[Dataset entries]
***

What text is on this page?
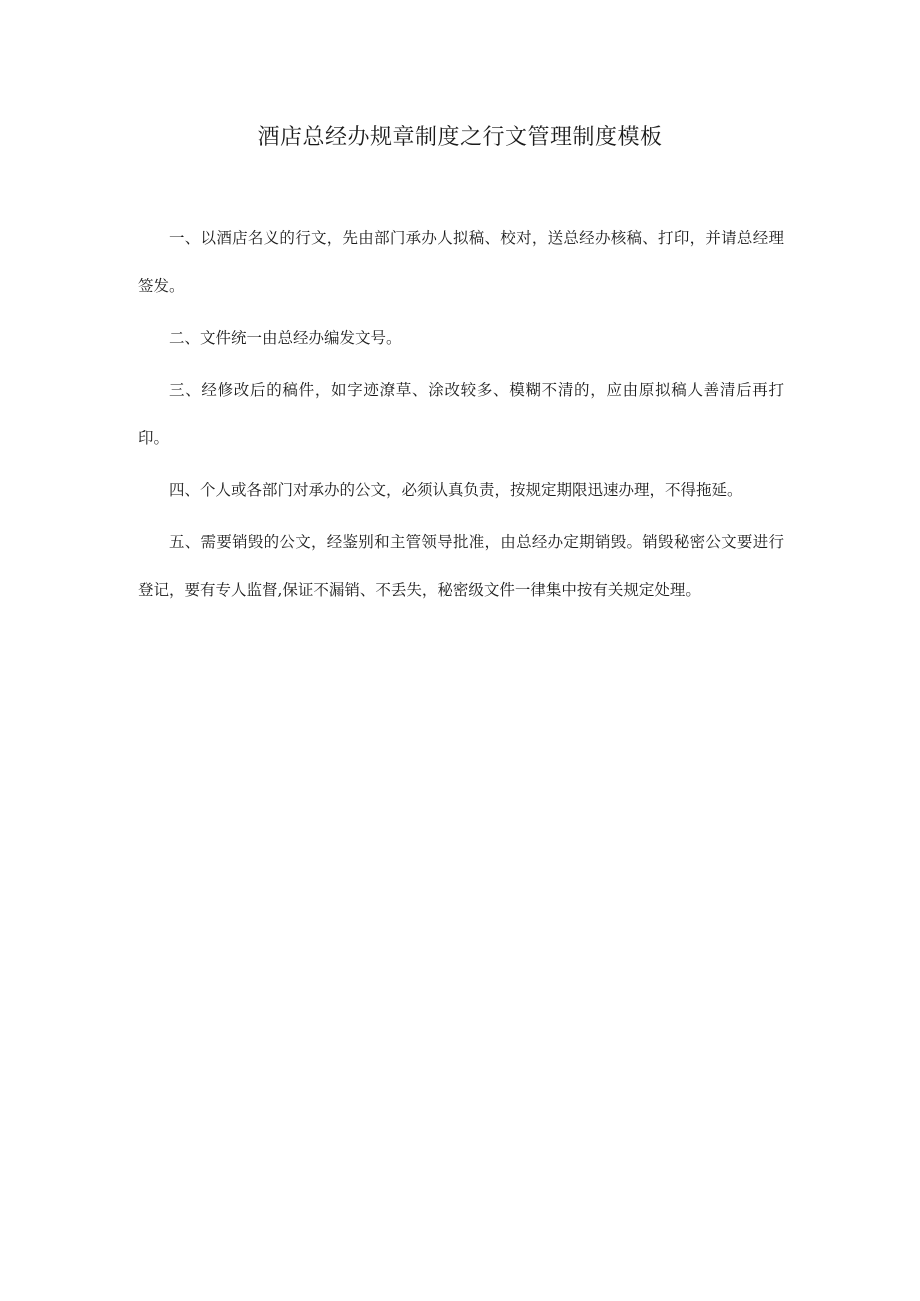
酒店总经办规章制度之行文管理制度模板

一、以酒店名义的行文，先由部门承办人拟稿、校对，送总经办核稿、打印，并请总经理签发。

二、文件统一由总经办编发文号。

三、经修改后的稿件，如字迹潦草、涂改较多、模糊不清的，应由原拟稿人善清后再打印。

四、个人或各部门对承办的公文，必须认真负责，按规定期限迅速办理，不得拖延。

五、需要销毁的公文，经鉴别和主管领导批准，由总经办定期销毁。销毁秘密公文要进行登记，要有专人监督,保证不漏销、不丢失，秘密级文件一律集中按有关规定处理。
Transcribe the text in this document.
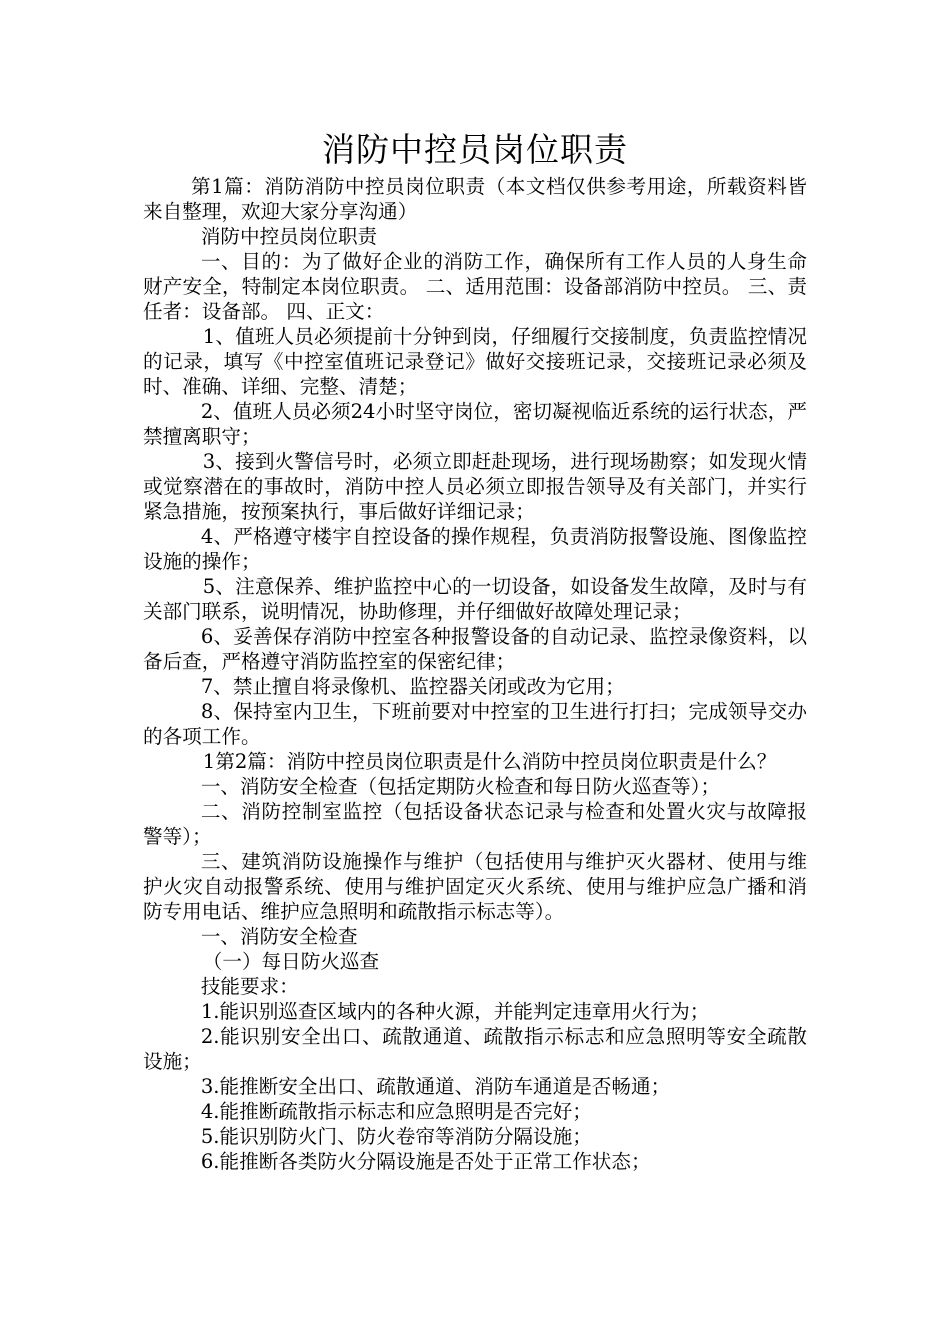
消防中控员岗位职责

第1篇：消防消防中控员岗位职责（本文档仅供参考用途，所载资料皆来自整理，欢迎大家分享沟通）

消防中控员岗位职责

一、目的：为了做好企业的消防工作，确保所有工作人员的人身生命财产安全，特制定本岗位职责。 二、适用范围：设备部消防中控员。 三、责任者：设备部。 四、正文：

1、值班人员必须提前十分钟到岗，仔细履行交接制度，负责监控情况的记录，填写《中控室值班记录登记》做好交接班记录，交接班记录必须及时、准确、详细、完整、清楚；

2、值班人员必须24小时坚守岗位，密切凝视临近系统的运行状态，严禁擅离职守；

3、接到火警信号时，必须立即赶赴现场，进行现场勘察；如发现火情或觉察潜在的事故时，消防中控人员必须立即报告领导及有关部门，并实行紧急措施，按预案执行，事后做好详细记录；

4、严格遵守楼宇自控设备的操作规程，负责消防报警设施、图像监控设施的操作；

5、注意保养、维护监控中心的一切设备，如设备发生故障，及时与有关部门联系，说明情况，协助修理，并仔细做好故障处理记录；

6、妥善保存消防中控室各种报警设备的自动记录、监控录像资料，以备后查，严格遵守消防监控室的保密纪律；

7、禁止擅自将录像机、监控器关闭或改为它用；

8、保持室内卫生，下班前要对中控室的卫生进行打扫；完成领导交办的各项工作。

1第2篇：消防中控员岗位职责是什么消防中控员岗位职责是什么？

一、消防安全检查（包括定期防火检查和每日防火巡查等）；

二、消防控制室监控（包括设备状态记录与检查和处置火灾与故障报警等）；

三、建筑消防设施操作与维护（包括使用与维护灭火器材、使用与维护火灾自动报警系统、使用与维护固定灭火系统、使用与维护应急广播和消防专用电话、维护应急照明和疏散指示标志等）。

一、消防安全检查

（一）每日防火巡查

技能要求：

1.能识别巡查区域内的各种火源，并能判定违章用火行为；

2.能识别安全出口、疏散通道、疏散指示标志和应急照明等安全疏散设施；

3.能推断安全出口、疏散通道、消防车通道是否畅通；

4.能推断疏散指示标志和应急照明是否完好；

5.能识别防火门、防火卷帘等消防分隔设施；

6.能推断各类防火分隔设施是否处于正常工作状态；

***

● **TASK TO CARRY OUT**: Pictures are to be left out; repeat all the remaining data exactly.

● **SOLUTION FOR THIS EXERCISE**:
What text is on this page?
酒店总经办规章制度之行文管理制度模板

一、以酒店名义的行文，先由部门承办人拟稿、校对，送总经办核稿、打印，并请总经理签发。

二、文件统一由总经办编发文号。

三、经修改后的稿件，如字迹潦草、涂改较多、模糊不清的，应由原拟稿人善清后再打印。

四、个人或各部门对承办的公文，必须认真负责，按规定期限迅速办理，不得拖延。

五、需要销毁的公文，经鉴别和主管领导批准，由总经办定期销毁。销毁秘密公文要进行登记，要有专人监督,保证不漏销、不丢失，秘密级文件一律集中按有关规定处理。
Transcribe the text in this document.
消防中控员岗位职责

第1篇：消防消防中控员岗位职责（本文档仅供参考用途，所载资料皆来自整理，欢迎大家分享沟通）

消防中控员岗位职责

一、目的：为了做好企业的消防工作，确保所有工作人员的人身生命财产安全，特制定本岗位职责。 二、适用范围：设备部消防中控员。 三、责任者：设备部。 四、正文：

1、值班人员必须提前十分钟到岗，仔细履行交接制度，负责监控情况的记录，填写《中控室值班记录登记》做好交接班记录，交接班记录必须及时、准确、详细、完整、清楚；

2、值班人员必须24小时坚守岗位，密切凝视临近系统的运行状态，严禁擅离职守；

3、接到火警信号时，必须立即赶赴现场，进行现场勘察；如发现火情或觉察潜在的事故时，消防中控人员必须立即报告领导及有关部门，并实行紧急措施，按预案执行，事后做好详细记录；

4、严格遵守楼宇自控设备的操作规程，负责消防报警设施、图像监控设施的操作；

5、注意保养、维护监控中心的一切设备，如设备发生故障，及时与有关部门联系，说明情况，协助修理，并仔细做好故障处理记录；

6、妥善保存消防中控室各种报警设备的自动记录、监控录像资料，以备后查，严格遵守消防监控室的保密纪律；

7、禁止擅自将录像机、监控器关闭或改为它用；

8、保持室内卫生，下班前要对中控室的卫生进行打扫；完成领导交办的各项工作。

1第2篇：消防中控员岗位职责是什么消防中控员岗位职责是什么？

一、消防安全检查（包括定期防火检查和每日防火巡查等）；

二、消防控制室监控（包括设备状态记录与检查和处置火灾与故障报警等）；

三、建筑消防设施操作与维护（包括使用与维护灭火器材、使用与维护火灾自动报警系统、使用与维护固定灭火系统、使用与维护应急广播和消防专用电话、维护应急照明和疏散指示标志等）。

一、消防安全检查

（一）每日防火巡查

技能要求：

1.能识别巡查区域内的各种火源，并能判定违章用火行为；

2.能识别安全出口、疏散通道、疏散指示标志和应急照明等安全疏散设施；

3.能推断安全出口、疏散通道、消防车通道是否畅通；

4.能推断疏散指示标志和应急照明是否完好；

5.能识别防火门、防火卷帘等消防分隔设施；

6.能推断各类防火分隔设施是否处于正常工作状态；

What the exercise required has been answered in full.